■ Instructions for the task ■
Your task is to repeat the entries word for word while leaving out the pictures.

## begin Data shown

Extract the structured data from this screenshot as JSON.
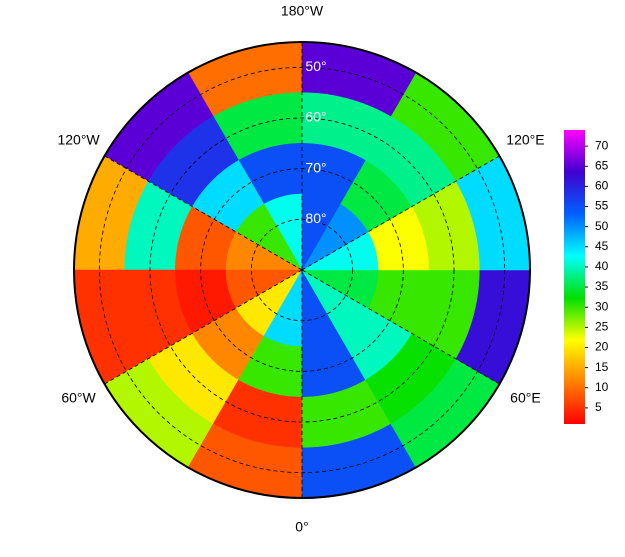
{
  "chart_data": {
    "type": "polar_grid",
    "lat_bins": [
      45,
      55,
      65,
      75,
      90
    ],
    "lon_bins": [
      -180,
      -150,
      -120,
      -90,
      -60,
      -30,
      0,
      30,
      60,
      90,
      120,
      150,
      180
    ],
    "values": [
      [
        10,
        65,
        15,
        5,
        25,
        8,
        55,
        35,
        62,
        45,
        30,
        65
      ],
      [
        35,
        58,
        40,
        5,
        20,
        5,
        30,
        32,
        30,
        25,
        38,
        38
      ],
      [
        55,
        45,
        8,
        3,
        12,
        30,
        55,
        40,
        30,
        22,
        35,
        55
      ],
      [
        42,
        30,
        12,
        8,
        20,
        45,
        55,
        40,
        35,
        42,
        50,
        55
      ]
    ],
    "lat_circles": [
      {
        "value": 50,
        "label": "50°"
      },
      {
        "value": 60,
        "label": "60°"
      },
      {
        "value": 70,
        "label": "70°"
      },
      {
        "value": 80,
        "label": "80°"
      }
    ],
    "lon_ticks": [
      {
        "value": -180,
        "label": "180°W"
      },
      {
        "value": -120,
        "label": "120°W"
      },
      {
        "value": -60,
        "label": "60°W"
      },
      {
        "value": 0,
        "label": "0°"
      },
      {
        "value": 60,
        "label": "60°E"
      },
      {
        "value": 120,
        "label": "120°E"
      }
    ],
    "colormap": [
      "#ff0000",
      "#ff8000",
      "#ffff00",
      "#00e000",
      "#00ffff",
      "#0060ff",
      "#4000d0",
      "#ff00ff"
    ],
    "clim": [
      1,
      74
    ],
    "colorbar_ticks": [
      5,
      10,
      15,
      20,
      25,
      30,
      35,
      40,
      45,
      50,
      55,
      60,
      65,
      70
    ]
  }
}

## end Data shown

■ Task solution ■
Extract the structured data from this screenshot as JSON.
{
  "chart_data": {
    "type": "polar_grid",
    "lat_bins": [
      45,
      55,
      65,
      75,
      90
    ],
    "lon_bins": [
      -180,
      -150,
      -120,
      -90,
      -60,
      -30,
      0,
      30,
      60,
      90,
      120,
      150,
      180
    ],
    "values": [
      [
        10,
        65,
        15,
        5,
        25,
        8,
        55,
        35,
        62,
        45,
        30,
        65
      ],
      [
        35,
        58,
        40,
        5,
        20,
        5,
        30,
        32,
        30,
        25,
        38,
        38
      ],
      [
        55,
        45,
        8,
        3,
        12,
        30,
        55,
        40,
        30,
        22,
        35,
        55
      ],
      [
        42,
        30,
        12,
        8,
        20,
        45,
        55,
        40,
        35,
        42,
        50,
        55
      ]
    ],
    "lat_circles": [
      {
        "value": 50,
        "label": "50°"
      },
      {
        "value": 60,
        "label": "60°"
      },
      {
        "value": 70,
        "label": "70°"
      },
      {
        "value": 80,
        "label": "80°"
      }
    ],
    "lon_ticks": [
      {
        "value": -180,
        "label": "180°W"
      },
      {
        "value": -120,
        "label": "120°W"
      },
      {
        "value": -60,
        "label": "60°W"
      },
      {
        "value": 0,
        "label": "0°"
      },
      {
        "value": 60,
        "label": "60°E"
      },
      {
        "value": 120,
        "label": "120°E"
      }
    ],
    "colormap": [
      "#ff0000",
      "#ff8000",
      "#ffff00",
      "#00e000",
      "#00ffff",
      "#0060ff",
      "#4000d0",
      "#ff00ff"
    ],
    "clim": [
      1,
      74
    ],
    "colorbar_ticks": [
      5,
      10,
      15,
      20,
      25,
      30,
      35,
      40,
      45,
      50,
      55,
      60,
      65,
      70
    ]
  }
}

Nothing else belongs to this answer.